YOUR INSTRUCTIONS
Leave out any pictures and transcribe all other data below exactly.

(Records from a data collection)
* * *
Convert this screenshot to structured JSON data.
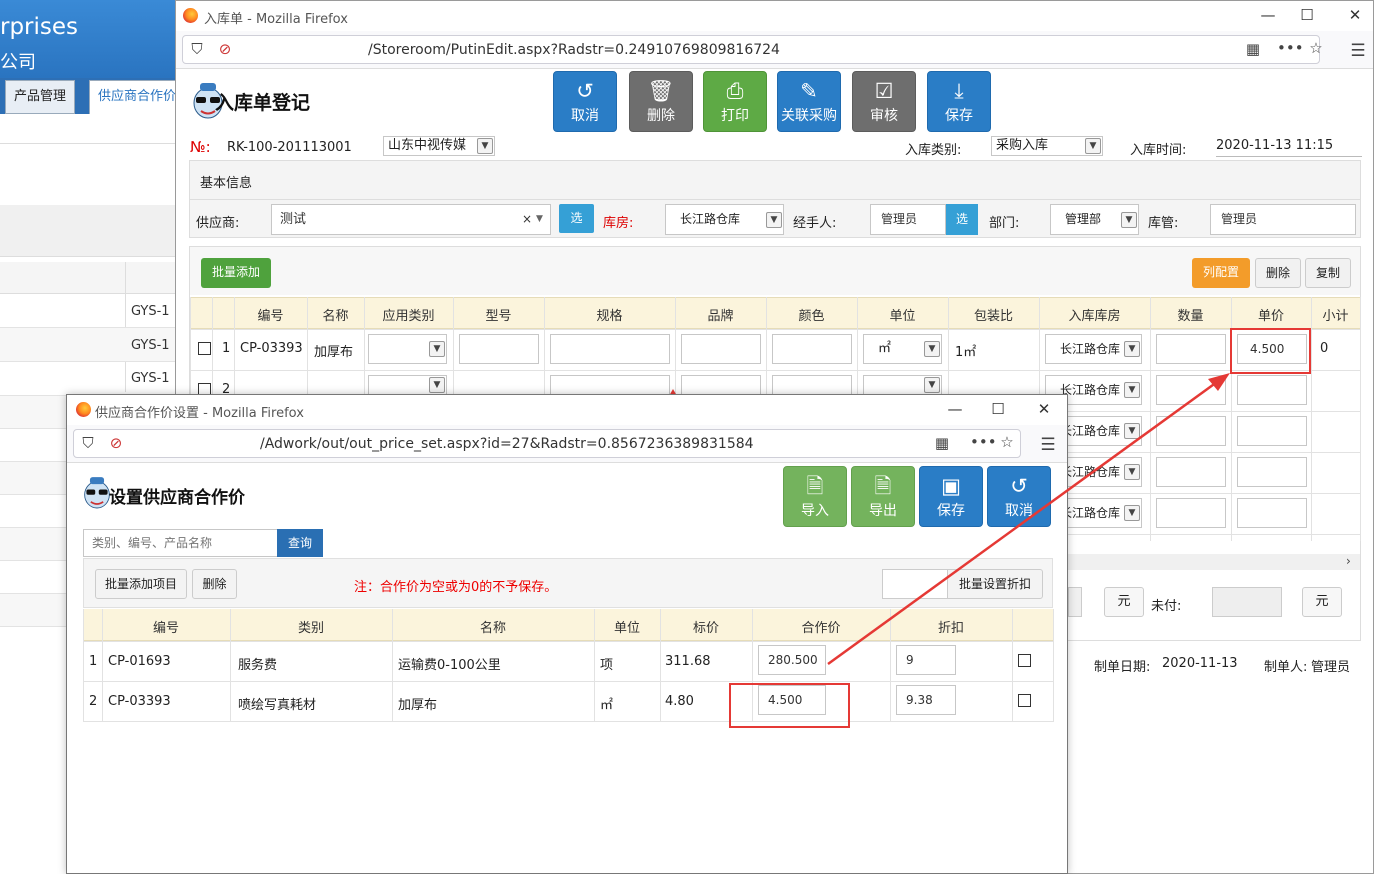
{
  "background_app": {
    "banner_line1": "rprises",
    "banner_line2": "公司",
    "tabs": [
      "产品管理",
      "供应商合作价"
    ],
    "row_codes": [
      "GYS-1",
      "GYS-1",
      "GYS-1"
    ]
  },
  "main_window": {
    "title": "入库单 - Mozilla Firefox",
    "url": "/Storeroom/PutinEdit.aspx?Radstr=0.24910769809816724",
    "page_title": "入库单登记",
    "toolbar": [
      {
        "label": "取消",
        "icon": "undo-icon"
      },
      {
        "label": "删除",
        "icon": "trash-icon"
      },
      {
        "label": "打印",
        "icon": "printer-icon"
      },
      {
        "label": "关联采购",
        "icon": "paperclip-icon"
      },
      {
        "label": "审核",
        "icon": "check-icon"
      },
      {
        "label": "保存",
        "icon": "download-icon"
      }
    ],
    "order_label": "№:",
    "order_no": "RK-100-201113001",
    "company_select": "山东中视传媒",
    "type_label": "入库类别:",
    "type_value": "采购入库",
    "time_label": "入库时间:",
    "time_value": "2020-11-13 11:15",
    "basic_info": "基本信息",
    "supplier_label": "供应商:",
    "supplier_value": "测试",
    "pick_label": "选",
    "warehouse_label": "库房:",
    "warehouse_value": "长江路仓库",
    "handler_label": "经手人:",
    "handler_value": "管理员",
    "dept_label": "部门:",
    "dept_value": "管理部",
    "keeper_label": "库管:",
    "keeper_value": "管理员",
    "batch_add": "批量添加",
    "col_config": "列配置",
    "delete": "删除",
    "copy": "复制",
    "columns": [
      "编号",
      "名称",
      "应用类别",
      "型号",
      "规格",
      "品牌",
      "颜色",
      "单位",
      "包装比",
      "入库库房",
      "数量",
      "单价",
      "小计"
    ],
    "row1": {
      "idx": "1",
      "code": "CP-03393",
      "name": "加厚布",
      "unit": "㎡",
      "pack": "1㎡",
      "warehouse": "长江路仓库",
      "price": "4.500",
      "subtotal": "0"
    },
    "row2_idx": "2",
    "yuan": "元",
    "unpaid_label": "未付:",
    "made_date_label": "制单日期:",
    "made_date": "2020-11-13",
    "maker_label": "制单人:",
    "maker": "管理员"
  },
  "popup_window": {
    "title": "供应商合作价设置 - Mozilla Firefox",
    "url": "/Adwork/out/out_price_set.aspx?id=27&Radstr=0.8567236389831584",
    "page_title": "设置供应商合作价",
    "toolbar": [
      {
        "label": "导入",
        "icon": "file-import-icon"
      },
      {
        "label": "导出",
        "icon": "file-export-icon"
      },
      {
        "label": "保存",
        "icon": "floppy-icon"
      },
      {
        "label": "取消",
        "icon": "undo-icon"
      }
    ],
    "search_placeholder": "类别、编号、产品名称",
    "query": "查询",
    "batch_add_items": "批量添加项目",
    "delete": "删除",
    "note": "注：合作价为空或为0的不予保存。",
    "batch_discount": "批量设置折扣",
    "columns": [
      "编号",
      "类别",
      "名称",
      "单位",
      "标价",
      "合作价",
      "折扣"
    ],
    "rows": [
      {
        "idx": "1",
        "code": "CP-01693",
        "category": "服务费",
        "name": "运输费0-100公里",
        "unit": "项",
        "list_price": "311.68",
        "coop_price": "280.500",
        "discount": "9"
      },
      {
        "idx": "2",
        "code": "CP-03393",
        "category": "喷绘写真耗材",
        "name": "加厚布",
        "unit": "㎡",
        "list_price": "4.80",
        "coop_price": "4.500",
        "discount": "9.38"
      }
    ]
  },
  "colors": {
    "primary_blue": "#2a7dc6",
    "green": "#5eaa45",
    "orange": "#f39c2a",
    "highlight_red": "#e53935"
  }
}
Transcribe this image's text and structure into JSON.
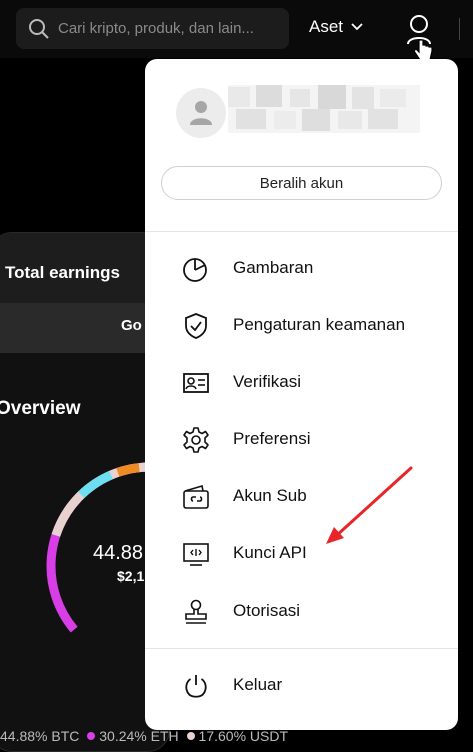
{
  "header": {
    "search_placeholder": "Cari kripto, produk, dan lain...",
    "assets_label": "Aset"
  },
  "background_card": {
    "title": "Total earnings",
    "go_label": "Go",
    "overview_label": "Overview",
    "center_percent": "44.88",
    "center_value": "$2,1",
    "legend": [
      {
        "label": "44.88% BTC",
        "color": "#e8d2cf"
      },
      {
        "label": "30.24% ETH",
        "color": "#d83ee6"
      },
      {
        "label": "17.60% USDT",
        "color": "#e8d2cf"
      }
    ]
  },
  "account_menu": {
    "switch_account_label": "Beralih akun",
    "items": [
      {
        "label": "Gambaran",
        "icon": "pie-chart-icon"
      },
      {
        "label": "Pengaturan keamanan",
        "icon": "shield-icon"
      },
      {
        "label": "Verifikasi",
        "icon": "id-card-icon"
      },
      {
        "label": "Preferensi",
        "icon": "gear-icon"
      },
      {
        "label": "Akun Sub",
        "icon": "wallet-link-icon"
      },
      {
        "label": "Kunci API",
        "icon": "api-monitor-icon"
      },
      {
        "label": "Otorisasi",
        "icon": "stamp-icon"
      }
    ],
    "logout_label": "Keluar"
  },
  "colors": {
    "annotation_arrow": "#e8262a",
    "ring": [
      "#e8d2cf",
      "#d83ee6",
      "#6ce0f0",
      "#f08a24"
    ]
  }
}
* * *
COMPLETED EXERCISE
Convert this screenshot to structured JSON data.
{
  "background_app": {
    "banner_line1": "rprises",
    "banner_line2": "公司",
    "tabs": [
      "产品管理",
      "供应商合作价"
    ],
    "row_codes": [
      "GYS-1",
      "GYS-1",
      "GYS-1"
    ]
  },
  "main_window": {
    "title": "入库单 - Mozilla Firefox",
    "url": "/Storeroom/PutinEdit.aspx?Radstr=0.24910769809816724",
    "page_title": "入库单登记",
    "toolbar": [
      {
        "label": "取消",
        "icon": "undo-icon"
      },
      {
        "label": "删除",
        "icon": "trash-icon"
      },
      {
        "label": "打印",
        "icon": "printer-icon"
      },
      {
        "label": "关联采购",
        "icon": "paperclip-icon"
      },
      {
        "label": "审核",
        "icon": "check-icon"
      },
      {
        "label": "保存",
        "icon": "download-icon"
      }
    ],
    "order_label": "№:",
    "order_no": "RK-100-201113001",
    "company_select": "山东中视传媒",
    "type_label": "入库类别:",
    "type_value": "采购入库",
    "time_label": "入库时间:",
    "time_value": "2020-11-13 11:15",
    "basic_info": "基本信息",
    "supplier_label": "供应商:",
    "supplier_value": "测试",
    "pick_label": "选",
    "warehouse_label": "库房:",
    "warehouse_value": "长江路仓库",
    "handler_label": "经手人:",
    "handler_value": "管理员",
    "dept_label": "部门:",
    "dept_value": "管理部",
    "keeper_label": "库管:",
    "keeper_value": "管理员",
    "batch_add": "批量添加",
    "col_config": "列配置",
    "delete": "删除",
    "copy": "复制",
    "columns": [
      "编号",
      "名称",
      "应用类别",
      "型号",
      "规格",
      "品牌",
      "颜色",
      "单位",
      "包装比",
      "入库库房",
      "数量",
      "单价",
      "小计"
    ],
    "row1": {
      "idx": "1",
      "code": "CP-03393",
      "name": "加厚布",
      "unit": "㎡",
      "pack": "1㎡",
      "warehouse": "长江路仓库",
      "price": "4.500",
      "subtotal": "0"
    },
    "row2_idx": "2",
    "yuan": "元",
    "unpaid_label": "未付:",
    "made_date_label": "制单日期:",
    "made_date": "2020-11-13",
    "maker_label": "制单人:",
    "maker": "管理员"
  },
  "popup_window": {
    "title": "供应商合作价设置 - Mozilla Firefox",
    "url": "/Adwork/out/out_price_set.aspx?id=27&Radstr=0.8567236389831584",
    "page_title": "设置供应商合作价",
    "toolbar": [
      {
        "label": "导入",
        "icon": "file-import-icon"
      },
      {
        "label": "导出",
        "icon": "file-export-icon"
      },
      {
        "label": "保存",
        "icon": "floppy-icon"
      },
      {
        "label": "取消",
        "icon": "undo-icon"
      }
    ],
    "search_placeholder": "类别、编号、产品名称",
    "query": "查询",
    "batch_add_items": "批量添加项目",
    "delete": "删除",
    "note": "注：合作价为空或为0的不予保存。",
    "batch_discount": "批量设置折扣",
    "columns": [
      "编号",
      "类别",
      "名称",
      "单位",
      "标价",
      "合作价",
      "折扣"
    ],
    "rows": [
      {
        "idx": "1",
        "code": "CP-01693",
        "category": "服务费",
        "name": "运输费0-100公里",
        "unit": "项",
        "list_price": "311.68",
        "coop_price": "280.500",
        "discount": "9"
      },
      {
        "idx": "2",
        "code": "CP-03393",
        "category": "喷绘写真耗材",
        "name": "加厚布",
        "unit": "㎡",
        "list_price": "4.80",
        "coop_price": "4.500",
        "discount": "9.38"
      }
    ]
  },
  "colors": {
    "primary_blue": "#2a7dc6",
    "green": "#5eaa45",
    "orange": "#f39c2a",
    "highlight_red": "#e53935"
  }
}
Transcribe this image's text and structure into JSON.
{
  "header": {
    "search_placeholder": "Cari kripto, produk, dan lain...",
    "assets_label": "Aset"
  },
  "background_card": {
    "title": "Total earnings",
    "go_label": "Go",
    "overview_label": "Overview",
    "center_percent": "44.88",
    "center_value": "$2,1",
    "legend": [
      {
        "label": "44.88% BTC",
        "color": "#e8d2cf"
      },
      {
        "label": "30.24% ETH",
        "color": "#d83ee6"
      },
      {
        "label": "17.60% USDT",
        "color": "#e8d2cf"
      }
    ]
  },
  "account_menu": {
    "switch_account_label": "Beralih akun",
    "items": [
      {
        "label": "Gambaran",
        "icon": "pie-chart-icon"
      },
      {
        "label": "Pengaturan keamanan",
        "icon": "shield-icon"
      },
      {
        "label": "Verifikasi",
        "icon": "id-card-icon"
      },
      {
        "label": "Preferensi",
        "icon": "gear-icon"
      },
      {
        "label": "Akun Sub",
        "icon": "wallet-link-icon"
      },
      {
        "label": "Kunci API",
        "icon": "api-monitor-icon"
      },
      {
        "label": "Otorisasi",
        "icon": "stamp-icon"
      }
    ],
    "logout_label": "Keluar"
  },
  "colors": {
    "annotation_arrow": "#e8262a",
    "ring": [
      "#e8d2cf",
      "#d83ee6",
      "#6ce0f0",
      "#f08a24"
    ]
  }
}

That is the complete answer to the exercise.